Exercise instructions:
(a) Translate this sentence from the wishcasting post into Spanish: "I want to light up, shine with it, glow, radiate."
(b) From the records, extract the lines between the line holding "api-checkbox[interactable] (214, 379, 225, 390)" and the line holding "document-checkbox[interactable] (89, 571, 123, 586)", inclusive, and copy them without changes.

Category Archives: Julia Fehrenbacher

Wishcasting Wednesday

image from Jamie's post

What do you wish to experience?

Contentment. Satisfaction and peace, surrender and acceptance, ease and relaxation, fearlessness and joy, simplicity and engagement.

Love. On every channel, all the time, 24/7. Know it, feel it, be it. Love, love, love. And then, more love. Keep it coming, keep it going.

Health. Full body and full life wholehearted and embodied wellness. I want to light up, shine with it, glow, radiate.

Confidence. Certainty, courage, daring, determination, faith, tenacity.

Self-love. This is most likely a combination or culmination of the rest, what is at the center, the heart of everything else, its foundation, but it seems to be worth an independent mention. I want to move through the hours and days of my life with supreme confidence in my innate wisdom, compassion, strength, and fundamental goodness.

Input:
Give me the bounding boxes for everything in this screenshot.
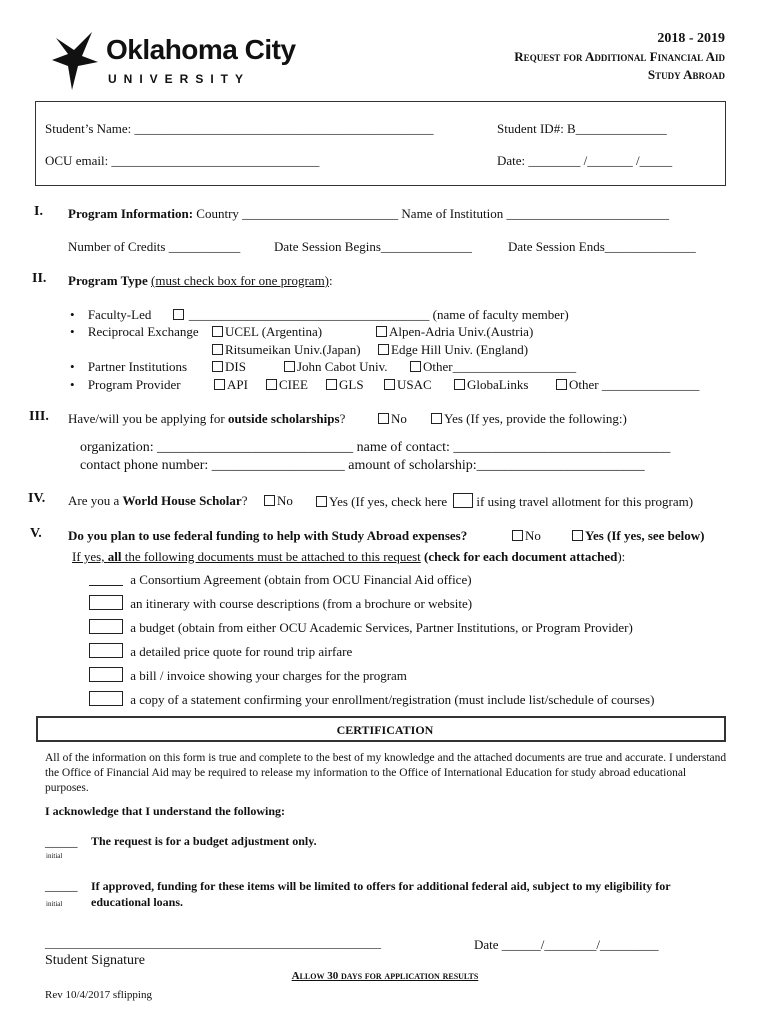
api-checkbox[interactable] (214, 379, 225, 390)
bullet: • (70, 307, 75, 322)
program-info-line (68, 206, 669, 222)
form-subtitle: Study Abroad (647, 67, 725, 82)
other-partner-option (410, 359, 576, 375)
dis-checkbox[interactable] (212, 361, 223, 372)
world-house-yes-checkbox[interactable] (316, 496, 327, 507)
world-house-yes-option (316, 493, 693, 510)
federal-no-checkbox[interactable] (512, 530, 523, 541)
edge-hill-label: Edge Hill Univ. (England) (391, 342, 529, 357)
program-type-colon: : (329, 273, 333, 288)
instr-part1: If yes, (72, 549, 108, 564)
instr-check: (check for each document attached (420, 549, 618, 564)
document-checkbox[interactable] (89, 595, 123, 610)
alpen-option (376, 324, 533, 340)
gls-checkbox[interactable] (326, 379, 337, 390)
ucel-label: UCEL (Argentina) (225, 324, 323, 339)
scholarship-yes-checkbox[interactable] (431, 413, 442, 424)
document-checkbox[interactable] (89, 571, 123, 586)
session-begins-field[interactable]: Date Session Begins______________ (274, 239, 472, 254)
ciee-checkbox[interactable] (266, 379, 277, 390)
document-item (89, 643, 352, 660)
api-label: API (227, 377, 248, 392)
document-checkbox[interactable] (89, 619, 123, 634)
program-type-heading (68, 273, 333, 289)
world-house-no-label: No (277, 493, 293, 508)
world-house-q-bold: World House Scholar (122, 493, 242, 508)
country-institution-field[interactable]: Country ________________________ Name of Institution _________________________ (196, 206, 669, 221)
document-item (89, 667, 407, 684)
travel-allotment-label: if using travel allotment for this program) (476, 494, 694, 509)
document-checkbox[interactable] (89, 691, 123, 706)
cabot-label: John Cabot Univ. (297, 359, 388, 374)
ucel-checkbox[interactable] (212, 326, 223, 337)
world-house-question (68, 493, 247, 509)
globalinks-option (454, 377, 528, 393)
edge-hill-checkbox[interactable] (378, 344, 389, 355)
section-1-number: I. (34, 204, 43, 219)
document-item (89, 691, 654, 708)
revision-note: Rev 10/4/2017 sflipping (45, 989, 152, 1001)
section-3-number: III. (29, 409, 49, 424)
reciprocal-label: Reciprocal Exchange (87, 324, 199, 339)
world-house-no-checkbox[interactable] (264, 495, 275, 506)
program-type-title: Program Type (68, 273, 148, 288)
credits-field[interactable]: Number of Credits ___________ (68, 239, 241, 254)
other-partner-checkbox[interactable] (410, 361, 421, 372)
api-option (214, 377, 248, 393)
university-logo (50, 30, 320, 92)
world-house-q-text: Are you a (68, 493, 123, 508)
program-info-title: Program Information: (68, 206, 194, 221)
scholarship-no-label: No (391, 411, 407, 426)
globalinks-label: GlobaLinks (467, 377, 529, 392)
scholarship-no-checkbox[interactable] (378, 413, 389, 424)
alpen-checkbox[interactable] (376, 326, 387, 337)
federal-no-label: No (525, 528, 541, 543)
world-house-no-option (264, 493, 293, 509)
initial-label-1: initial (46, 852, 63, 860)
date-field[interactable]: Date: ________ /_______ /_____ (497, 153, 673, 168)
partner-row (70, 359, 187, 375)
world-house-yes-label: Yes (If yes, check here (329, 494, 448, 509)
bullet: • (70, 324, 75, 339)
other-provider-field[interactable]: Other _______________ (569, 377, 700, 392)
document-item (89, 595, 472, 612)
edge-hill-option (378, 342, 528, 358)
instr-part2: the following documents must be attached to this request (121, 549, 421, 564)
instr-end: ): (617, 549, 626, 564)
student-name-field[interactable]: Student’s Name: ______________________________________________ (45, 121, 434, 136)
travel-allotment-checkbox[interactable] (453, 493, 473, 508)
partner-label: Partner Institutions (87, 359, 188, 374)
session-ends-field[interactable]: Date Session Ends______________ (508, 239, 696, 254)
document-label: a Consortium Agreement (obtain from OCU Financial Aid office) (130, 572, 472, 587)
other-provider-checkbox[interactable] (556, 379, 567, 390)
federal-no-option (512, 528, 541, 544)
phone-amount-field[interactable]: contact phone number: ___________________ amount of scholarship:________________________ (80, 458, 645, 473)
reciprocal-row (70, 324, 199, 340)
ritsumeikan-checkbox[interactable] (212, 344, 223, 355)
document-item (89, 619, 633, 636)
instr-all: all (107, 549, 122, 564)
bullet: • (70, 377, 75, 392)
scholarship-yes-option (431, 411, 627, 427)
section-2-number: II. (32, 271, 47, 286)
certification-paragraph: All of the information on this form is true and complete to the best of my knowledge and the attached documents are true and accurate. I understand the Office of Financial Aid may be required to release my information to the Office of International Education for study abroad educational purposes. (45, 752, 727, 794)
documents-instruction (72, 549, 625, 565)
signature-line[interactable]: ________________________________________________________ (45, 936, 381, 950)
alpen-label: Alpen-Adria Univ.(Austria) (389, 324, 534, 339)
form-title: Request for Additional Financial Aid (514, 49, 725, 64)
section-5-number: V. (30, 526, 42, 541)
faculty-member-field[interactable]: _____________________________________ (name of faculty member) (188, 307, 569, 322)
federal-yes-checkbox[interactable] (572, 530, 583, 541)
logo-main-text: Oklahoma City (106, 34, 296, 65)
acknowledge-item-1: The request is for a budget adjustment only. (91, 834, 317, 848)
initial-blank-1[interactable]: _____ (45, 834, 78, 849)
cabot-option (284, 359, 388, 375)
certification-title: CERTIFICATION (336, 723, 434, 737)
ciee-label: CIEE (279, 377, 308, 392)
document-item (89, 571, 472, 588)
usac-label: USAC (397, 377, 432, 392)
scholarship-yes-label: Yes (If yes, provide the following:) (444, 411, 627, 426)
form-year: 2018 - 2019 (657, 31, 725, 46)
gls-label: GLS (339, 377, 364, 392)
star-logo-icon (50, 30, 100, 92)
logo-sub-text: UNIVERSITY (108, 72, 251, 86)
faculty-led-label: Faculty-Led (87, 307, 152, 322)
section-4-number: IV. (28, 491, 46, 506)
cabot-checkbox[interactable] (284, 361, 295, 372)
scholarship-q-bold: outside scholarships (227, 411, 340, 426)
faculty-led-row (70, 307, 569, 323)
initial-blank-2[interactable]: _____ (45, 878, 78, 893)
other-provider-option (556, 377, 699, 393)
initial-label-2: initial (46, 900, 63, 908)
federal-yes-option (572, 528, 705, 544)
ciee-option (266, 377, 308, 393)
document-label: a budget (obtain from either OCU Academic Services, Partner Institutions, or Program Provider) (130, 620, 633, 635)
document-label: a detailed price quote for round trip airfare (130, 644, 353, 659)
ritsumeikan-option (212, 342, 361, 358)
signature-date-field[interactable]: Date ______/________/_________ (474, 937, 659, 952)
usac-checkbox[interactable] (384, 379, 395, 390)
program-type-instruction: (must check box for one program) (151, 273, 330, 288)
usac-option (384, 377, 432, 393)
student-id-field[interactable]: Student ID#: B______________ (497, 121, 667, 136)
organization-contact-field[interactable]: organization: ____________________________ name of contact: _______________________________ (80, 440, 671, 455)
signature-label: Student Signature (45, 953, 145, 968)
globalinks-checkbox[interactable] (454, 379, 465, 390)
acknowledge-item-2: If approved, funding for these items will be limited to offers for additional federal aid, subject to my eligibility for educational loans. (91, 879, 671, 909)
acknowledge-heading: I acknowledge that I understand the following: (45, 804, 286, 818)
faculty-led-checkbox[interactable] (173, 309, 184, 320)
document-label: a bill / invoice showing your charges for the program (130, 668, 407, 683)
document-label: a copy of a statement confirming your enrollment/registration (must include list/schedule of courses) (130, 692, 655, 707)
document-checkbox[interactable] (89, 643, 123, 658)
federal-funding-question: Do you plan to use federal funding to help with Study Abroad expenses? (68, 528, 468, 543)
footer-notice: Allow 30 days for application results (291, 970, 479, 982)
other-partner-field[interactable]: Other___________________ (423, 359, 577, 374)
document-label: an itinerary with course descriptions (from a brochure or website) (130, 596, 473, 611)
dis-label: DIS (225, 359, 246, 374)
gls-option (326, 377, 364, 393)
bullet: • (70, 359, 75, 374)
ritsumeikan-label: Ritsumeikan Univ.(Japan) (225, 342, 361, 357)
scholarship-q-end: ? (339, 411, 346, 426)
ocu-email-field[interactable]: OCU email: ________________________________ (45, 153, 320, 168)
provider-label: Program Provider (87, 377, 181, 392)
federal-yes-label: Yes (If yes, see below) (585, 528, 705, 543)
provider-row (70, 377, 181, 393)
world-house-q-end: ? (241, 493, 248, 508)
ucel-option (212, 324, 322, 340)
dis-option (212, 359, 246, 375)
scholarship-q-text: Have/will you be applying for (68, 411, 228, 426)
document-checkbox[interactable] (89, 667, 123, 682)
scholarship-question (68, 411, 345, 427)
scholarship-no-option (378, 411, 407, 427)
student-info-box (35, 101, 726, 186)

==

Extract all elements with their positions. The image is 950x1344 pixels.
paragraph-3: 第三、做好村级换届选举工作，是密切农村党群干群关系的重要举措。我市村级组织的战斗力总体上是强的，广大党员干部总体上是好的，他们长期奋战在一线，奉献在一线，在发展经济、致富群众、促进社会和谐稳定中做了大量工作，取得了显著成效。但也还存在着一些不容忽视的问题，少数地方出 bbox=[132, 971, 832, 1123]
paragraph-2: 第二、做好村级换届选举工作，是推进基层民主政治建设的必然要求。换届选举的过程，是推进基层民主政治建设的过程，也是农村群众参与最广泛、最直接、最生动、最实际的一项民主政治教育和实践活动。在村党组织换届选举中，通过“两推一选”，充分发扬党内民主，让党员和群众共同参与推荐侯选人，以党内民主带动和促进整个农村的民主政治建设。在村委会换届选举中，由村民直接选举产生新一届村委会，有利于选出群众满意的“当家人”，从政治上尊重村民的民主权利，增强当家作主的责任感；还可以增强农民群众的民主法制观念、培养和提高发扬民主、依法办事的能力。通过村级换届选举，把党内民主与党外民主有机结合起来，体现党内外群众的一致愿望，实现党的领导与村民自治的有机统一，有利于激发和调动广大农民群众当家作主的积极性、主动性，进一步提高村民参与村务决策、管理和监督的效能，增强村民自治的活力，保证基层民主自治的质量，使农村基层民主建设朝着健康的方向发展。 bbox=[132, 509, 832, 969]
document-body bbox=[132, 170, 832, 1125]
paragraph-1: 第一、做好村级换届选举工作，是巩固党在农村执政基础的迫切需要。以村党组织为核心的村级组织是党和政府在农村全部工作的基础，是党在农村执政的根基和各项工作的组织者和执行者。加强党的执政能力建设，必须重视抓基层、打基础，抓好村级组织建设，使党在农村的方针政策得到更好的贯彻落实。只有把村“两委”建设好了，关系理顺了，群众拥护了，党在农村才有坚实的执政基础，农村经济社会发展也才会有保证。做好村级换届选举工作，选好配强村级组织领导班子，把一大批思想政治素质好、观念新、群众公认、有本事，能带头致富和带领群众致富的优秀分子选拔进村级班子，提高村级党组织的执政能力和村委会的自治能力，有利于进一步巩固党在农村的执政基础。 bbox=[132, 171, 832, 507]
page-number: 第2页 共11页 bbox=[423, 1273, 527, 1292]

...

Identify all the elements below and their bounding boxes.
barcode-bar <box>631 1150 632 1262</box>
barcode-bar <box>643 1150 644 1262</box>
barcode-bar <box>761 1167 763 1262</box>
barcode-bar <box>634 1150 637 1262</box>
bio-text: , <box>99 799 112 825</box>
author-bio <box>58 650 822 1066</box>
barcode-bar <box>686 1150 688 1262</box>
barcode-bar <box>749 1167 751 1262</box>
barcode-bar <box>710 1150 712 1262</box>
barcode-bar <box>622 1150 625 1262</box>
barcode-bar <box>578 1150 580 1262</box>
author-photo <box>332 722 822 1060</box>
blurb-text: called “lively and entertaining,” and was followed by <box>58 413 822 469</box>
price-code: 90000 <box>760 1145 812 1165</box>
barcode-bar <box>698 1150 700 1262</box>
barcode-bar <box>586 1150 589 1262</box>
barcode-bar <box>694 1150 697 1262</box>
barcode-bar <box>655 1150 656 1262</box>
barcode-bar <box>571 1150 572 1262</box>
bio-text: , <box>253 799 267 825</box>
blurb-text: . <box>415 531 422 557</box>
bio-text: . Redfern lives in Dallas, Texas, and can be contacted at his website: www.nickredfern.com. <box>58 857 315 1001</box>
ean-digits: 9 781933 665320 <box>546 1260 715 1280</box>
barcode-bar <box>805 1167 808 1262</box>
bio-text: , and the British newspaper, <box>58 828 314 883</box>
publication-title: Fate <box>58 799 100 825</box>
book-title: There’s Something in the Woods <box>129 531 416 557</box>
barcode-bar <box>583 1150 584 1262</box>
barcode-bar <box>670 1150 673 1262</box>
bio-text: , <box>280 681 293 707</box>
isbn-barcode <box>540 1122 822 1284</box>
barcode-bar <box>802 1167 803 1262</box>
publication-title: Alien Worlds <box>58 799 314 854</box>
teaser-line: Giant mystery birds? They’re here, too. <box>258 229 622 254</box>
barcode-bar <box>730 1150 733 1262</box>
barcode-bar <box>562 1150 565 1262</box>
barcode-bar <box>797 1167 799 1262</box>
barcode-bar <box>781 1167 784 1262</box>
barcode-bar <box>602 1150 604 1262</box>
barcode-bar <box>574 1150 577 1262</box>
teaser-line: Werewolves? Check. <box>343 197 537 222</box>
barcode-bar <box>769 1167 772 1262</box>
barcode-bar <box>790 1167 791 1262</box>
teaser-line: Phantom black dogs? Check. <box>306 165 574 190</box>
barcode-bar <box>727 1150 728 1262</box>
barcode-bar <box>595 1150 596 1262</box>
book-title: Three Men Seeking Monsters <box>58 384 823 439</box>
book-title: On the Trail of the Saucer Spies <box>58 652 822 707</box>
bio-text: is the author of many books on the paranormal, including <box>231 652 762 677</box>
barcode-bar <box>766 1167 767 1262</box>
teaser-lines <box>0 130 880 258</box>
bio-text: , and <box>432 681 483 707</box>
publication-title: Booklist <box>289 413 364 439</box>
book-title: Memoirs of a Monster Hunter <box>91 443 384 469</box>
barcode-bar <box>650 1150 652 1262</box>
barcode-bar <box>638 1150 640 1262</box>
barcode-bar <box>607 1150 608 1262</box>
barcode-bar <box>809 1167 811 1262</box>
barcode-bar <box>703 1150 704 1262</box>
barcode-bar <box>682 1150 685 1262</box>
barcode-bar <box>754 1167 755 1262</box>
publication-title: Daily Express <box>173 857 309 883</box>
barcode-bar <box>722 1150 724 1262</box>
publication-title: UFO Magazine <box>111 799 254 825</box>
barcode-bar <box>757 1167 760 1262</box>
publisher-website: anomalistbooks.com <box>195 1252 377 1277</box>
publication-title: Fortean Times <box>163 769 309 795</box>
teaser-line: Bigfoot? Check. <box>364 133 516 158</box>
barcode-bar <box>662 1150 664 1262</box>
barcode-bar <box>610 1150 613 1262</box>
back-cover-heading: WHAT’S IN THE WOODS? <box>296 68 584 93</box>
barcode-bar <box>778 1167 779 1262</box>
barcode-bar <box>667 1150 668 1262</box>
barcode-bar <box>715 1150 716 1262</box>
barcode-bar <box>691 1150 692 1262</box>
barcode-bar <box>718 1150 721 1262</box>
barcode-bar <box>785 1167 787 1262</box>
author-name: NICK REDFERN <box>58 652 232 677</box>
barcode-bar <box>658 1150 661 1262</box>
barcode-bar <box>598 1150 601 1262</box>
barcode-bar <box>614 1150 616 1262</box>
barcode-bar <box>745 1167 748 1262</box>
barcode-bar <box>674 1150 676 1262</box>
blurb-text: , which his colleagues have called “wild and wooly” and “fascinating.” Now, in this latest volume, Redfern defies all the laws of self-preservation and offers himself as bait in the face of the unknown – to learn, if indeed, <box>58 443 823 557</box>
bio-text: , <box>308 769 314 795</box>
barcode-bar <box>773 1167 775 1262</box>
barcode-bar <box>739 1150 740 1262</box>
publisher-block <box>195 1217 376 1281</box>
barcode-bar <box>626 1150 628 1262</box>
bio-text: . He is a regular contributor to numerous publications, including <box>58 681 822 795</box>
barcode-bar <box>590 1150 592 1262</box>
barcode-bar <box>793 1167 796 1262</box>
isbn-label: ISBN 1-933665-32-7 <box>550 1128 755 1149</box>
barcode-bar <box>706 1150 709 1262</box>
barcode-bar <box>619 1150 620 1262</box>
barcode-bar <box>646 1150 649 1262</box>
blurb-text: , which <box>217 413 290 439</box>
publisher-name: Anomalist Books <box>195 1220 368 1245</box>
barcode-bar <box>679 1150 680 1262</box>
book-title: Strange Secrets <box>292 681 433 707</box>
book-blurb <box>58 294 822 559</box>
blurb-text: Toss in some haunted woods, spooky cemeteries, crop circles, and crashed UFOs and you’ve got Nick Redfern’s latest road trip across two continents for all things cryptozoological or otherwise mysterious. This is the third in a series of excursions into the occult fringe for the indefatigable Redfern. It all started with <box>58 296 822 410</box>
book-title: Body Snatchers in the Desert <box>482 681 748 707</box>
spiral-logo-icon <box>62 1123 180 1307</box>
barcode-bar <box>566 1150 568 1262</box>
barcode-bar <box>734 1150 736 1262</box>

Responses:
(a) Quiero iluminarme, brillar con ello, resplandecer, irradiar.

(b)
api-checkbox[interactable] (214, 379, 225, 390)
bullet: • (70, 307, 75, 322)
program-info-line (68, 206, 669, 222)
form-subtitle: Study Abroad (647, 67, 725, 82)
other-partner-option (410, 359, 576, 375)
dis-checkbox[interactable] (212, 361, 223, 372)
world-house-yes-checkbox[interactable] (316, 496, 327, 507)
world-house-yes-option (316, 493, 693, 510)
federal-no-checkbox[interactable] (512, 530, 523, 541)
edge-hill-label: Edge Hill Univ. (England) (391, 342, 529, 357)
program-type-colon: : (329, 273, 333, 288)
instr-part1: If yes, (72, 549, 108, 564)
instr-check: (check for each document attached (420, 549, 618, 564)
document-checkbox[interactable] (89, 595, 123, 610)
alpen-option (376, 324, 533, 340)
gls-checkbox[interactable] (326, 379, 337, 390)
ucel-label: UCEL (Argentina) (225, 324, 323, 339)
scholarship-yes-checkbox[interactable] (431, 413, 442, 424)
document-checkbox[interactable] (89, 571, 123, 586)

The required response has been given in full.